** Start of Material for this task **

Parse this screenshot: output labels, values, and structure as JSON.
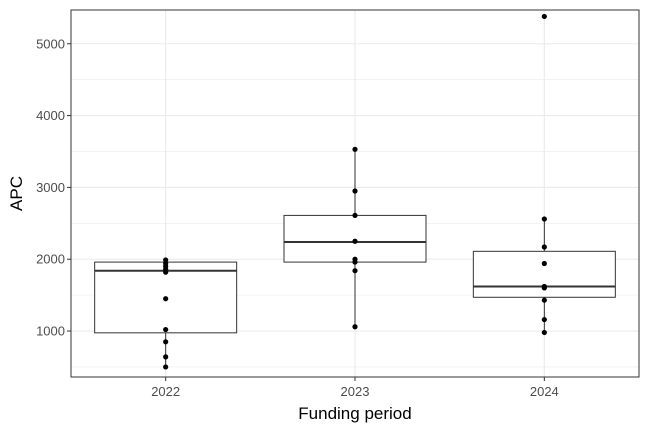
{
  "chart_data": {
    "type": "box",
    "title": "",
    "xlabel": "Funding period",
    "ylabel": "APC",
    "ylim": [
      360,
      5470
    ],
    "yticks": [
      1000,
      2000,
      3000,
      4000,
      5000
    ],
    "grid": true,
    "categories": [
      "2022",
      "2023",
      "2024"
    ],
    "boxes": [
      {
        "category": "2022",
        "whisker_low": 490,
        "q1": 975,
        "median": 1840,
        "q3": 1960,
        "whisker_high": 2000
      },
      {
        "category": "2023",
        "whisker_low": 1060,
        "q1": 1960,
        "median": 2240,
        "q3": 2610,
        "whisker_high": 3530
      },
      {
        "category": "2024",
        "whisker_low": 980,
        "q1": 1470,
        "median": 1620,
        "q3": 2110,
        "whisker_high": 2560
      }
    ],
    "points": [
      {
        "category": "2022",
        "values": [
          500,
          640,
          850,
          1020,
          1450,
          1820,
          1860,
          1900,
          1940,
          1990
        ]
      },
      {
        "category": "2023",
        "values": [
          1060,
          1840,
          1960,
          2000,
          2250,
          2610,
          2950,
          3530
        ]
      },
      {
        "category": "2024",
        "values": [
          980,
          1160,
          1430,
          1600,
          1620,
          1940,
          2170,
          2560,
          5380
        ]
      }
    ],
    "colors": {
      "panel_border": "#333333",
      "grid": "#ebebeb",
      "box_stroke": "#333333",
      "box_fill": "#ffffff",
      "point": "#000000",
      "tick_text": "#4d4d4d",
      "title_text": "#000000"
    }
  }
}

** End of Material for this task **

• [Exercise objective] The records above are to be restated exactly, without their pictures.

• [Written answer]
Parse this screenshot: output labels, values, and structure as JSON.
{
  "chart_data": {
    "type": "box",
    "title": "",
    "xlabel": "Funding period",
    "ylabel": "APC",
    "ylim": [
      360,
      5470
    ],
    "yticks": [
      1000,
      2000,
      3000,
      4000,
      5000
    ],
    "grid": true,
    "categories": [
      "2022",
      "2023",
      "2024"
    ],
    "boxes": [
      {
        "category": "2022",
        "whisker_low": 490,
        "q1": 975,
        "median": 1840,
        "q3": 1960,
        "whisker_high": 2000
      },
      {
        "category": "2023",
        "whisker_low": 1060,
        "q1": 1960,
        "median": 2240,
        "q3": 2610,
        "whisker_high": 3530
      },
      {
        "category": "2024",
        "whisker_low": 980,
        "q1": 1470,
        "median": 1620,
        "q3": 2110,
        "whisker_high": 2560
      }
    ],
    "points": [
      {
        "category": "2022",
        "values": [
          500,
          640,
          850,
          1020,
          1450,
          1820,
          1860,
          1900,
          1940,
          1990
        ]
      },
      {
        "category": "2023",
        "values": [
          1060,
          1840,
          1960,
          2000,
          2250,
          2610,
          2950,
          3530
        ]
      },
      {
        "category": "2024",
        "values": [
          980,
          1160,
          1430,
          1600,
          1620,
          1940,
          2170,
          2560,
          5380
        ]
      }
    ],
    "colors": {
      "panel_border": "#333333",
      "grid": "#ebebeb",
      "box_stroke": "#333333",
      "box_fill": "#ffffff",
      "point": "#000000",
      "tick_text": "#4d4d4d",
      "title_text": "#000000"
    }
  }
}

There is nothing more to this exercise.